== Extracted entries ==
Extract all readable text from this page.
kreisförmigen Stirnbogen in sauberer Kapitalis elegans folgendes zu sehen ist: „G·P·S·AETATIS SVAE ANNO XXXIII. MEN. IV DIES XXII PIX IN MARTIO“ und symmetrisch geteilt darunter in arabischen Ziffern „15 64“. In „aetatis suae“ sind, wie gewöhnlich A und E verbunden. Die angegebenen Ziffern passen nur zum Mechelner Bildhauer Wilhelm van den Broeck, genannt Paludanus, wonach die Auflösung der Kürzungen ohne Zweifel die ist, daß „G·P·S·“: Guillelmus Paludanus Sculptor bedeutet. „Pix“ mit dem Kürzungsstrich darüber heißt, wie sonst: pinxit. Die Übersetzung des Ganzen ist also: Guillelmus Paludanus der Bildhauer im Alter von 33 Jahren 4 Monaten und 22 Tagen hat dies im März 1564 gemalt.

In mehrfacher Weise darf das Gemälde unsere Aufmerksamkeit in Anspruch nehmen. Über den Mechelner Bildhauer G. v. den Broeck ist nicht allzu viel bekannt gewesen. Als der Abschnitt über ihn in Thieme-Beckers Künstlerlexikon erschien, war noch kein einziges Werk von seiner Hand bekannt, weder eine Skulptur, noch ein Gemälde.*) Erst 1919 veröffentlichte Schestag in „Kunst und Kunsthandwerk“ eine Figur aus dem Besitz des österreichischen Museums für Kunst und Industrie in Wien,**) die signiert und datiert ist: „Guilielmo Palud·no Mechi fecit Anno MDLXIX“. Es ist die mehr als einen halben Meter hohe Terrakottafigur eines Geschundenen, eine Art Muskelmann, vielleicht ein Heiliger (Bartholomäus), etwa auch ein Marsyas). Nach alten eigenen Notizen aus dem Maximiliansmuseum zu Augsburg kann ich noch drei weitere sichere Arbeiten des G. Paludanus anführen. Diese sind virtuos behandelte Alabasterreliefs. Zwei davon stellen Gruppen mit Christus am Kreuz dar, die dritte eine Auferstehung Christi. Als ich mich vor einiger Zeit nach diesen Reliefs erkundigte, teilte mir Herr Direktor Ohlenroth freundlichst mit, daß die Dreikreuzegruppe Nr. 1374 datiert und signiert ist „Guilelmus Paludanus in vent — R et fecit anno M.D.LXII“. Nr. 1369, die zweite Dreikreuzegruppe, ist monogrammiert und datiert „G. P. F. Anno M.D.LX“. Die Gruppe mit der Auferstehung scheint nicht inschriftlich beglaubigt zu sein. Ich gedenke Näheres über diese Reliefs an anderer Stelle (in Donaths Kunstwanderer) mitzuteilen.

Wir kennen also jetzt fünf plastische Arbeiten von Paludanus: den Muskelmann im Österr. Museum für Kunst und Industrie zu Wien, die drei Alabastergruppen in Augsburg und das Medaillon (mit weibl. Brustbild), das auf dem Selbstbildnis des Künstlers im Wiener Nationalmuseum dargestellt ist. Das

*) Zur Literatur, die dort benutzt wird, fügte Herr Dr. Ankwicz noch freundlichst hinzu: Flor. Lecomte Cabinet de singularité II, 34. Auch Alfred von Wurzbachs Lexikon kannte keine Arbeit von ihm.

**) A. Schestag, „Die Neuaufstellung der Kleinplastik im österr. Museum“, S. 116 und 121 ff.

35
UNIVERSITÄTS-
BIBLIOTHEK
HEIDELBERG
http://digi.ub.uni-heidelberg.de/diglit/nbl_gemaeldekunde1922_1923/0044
===
# Stated exercise
Find all lines where the word "also" appears. Copy them.

# Response to this task
kreisförmigen Stirnbogen in sauberer Kapitalis elegans folgendes zu sehen ist: „G·P·S·AETATIS SVAE ANNO XXXIII. MEN. IV DIES XXII PIX IN MARTIO“ und symmetrisch geteilt darunter in arabischen Ziffern „15 64“. In „aetatis suae“ sind, wie gewöhnlich A und E verbunden. Die angegebenen Ziffern passen nur zum Mechelner Bildhauer Wilhelm van den Broeck, genannt Paludanus, wonach die Auflösung der Kürzungen ohne Zweifel die ist, daß „G·P·S·“: Guillelmus Paludanus Sculptor bedeutet. „Pix“ mit dem Kürzungsstrich darüber heißt, wie sonst: pinxit. Die Übersetzung des Ganzen ist also: Guillelmus Paludanus der Bildhauer im Alter von 33 Jahren 4 Monaten und 22 Tagen hat dies im März 1564 gemalt.
Wir kennen also jetzt fünf plastische Arbeiten von Paludanus: den Muskelmann im Österr. Museum für Kunst und Industrie zu Wien, die drei Alabastergruppen in Augsburg und das Medaillon (mit weibl. Brustbild), das auf dem Selbstbildnis des Künstlers im Wiener Nationalmuseum dargestellt ist. Das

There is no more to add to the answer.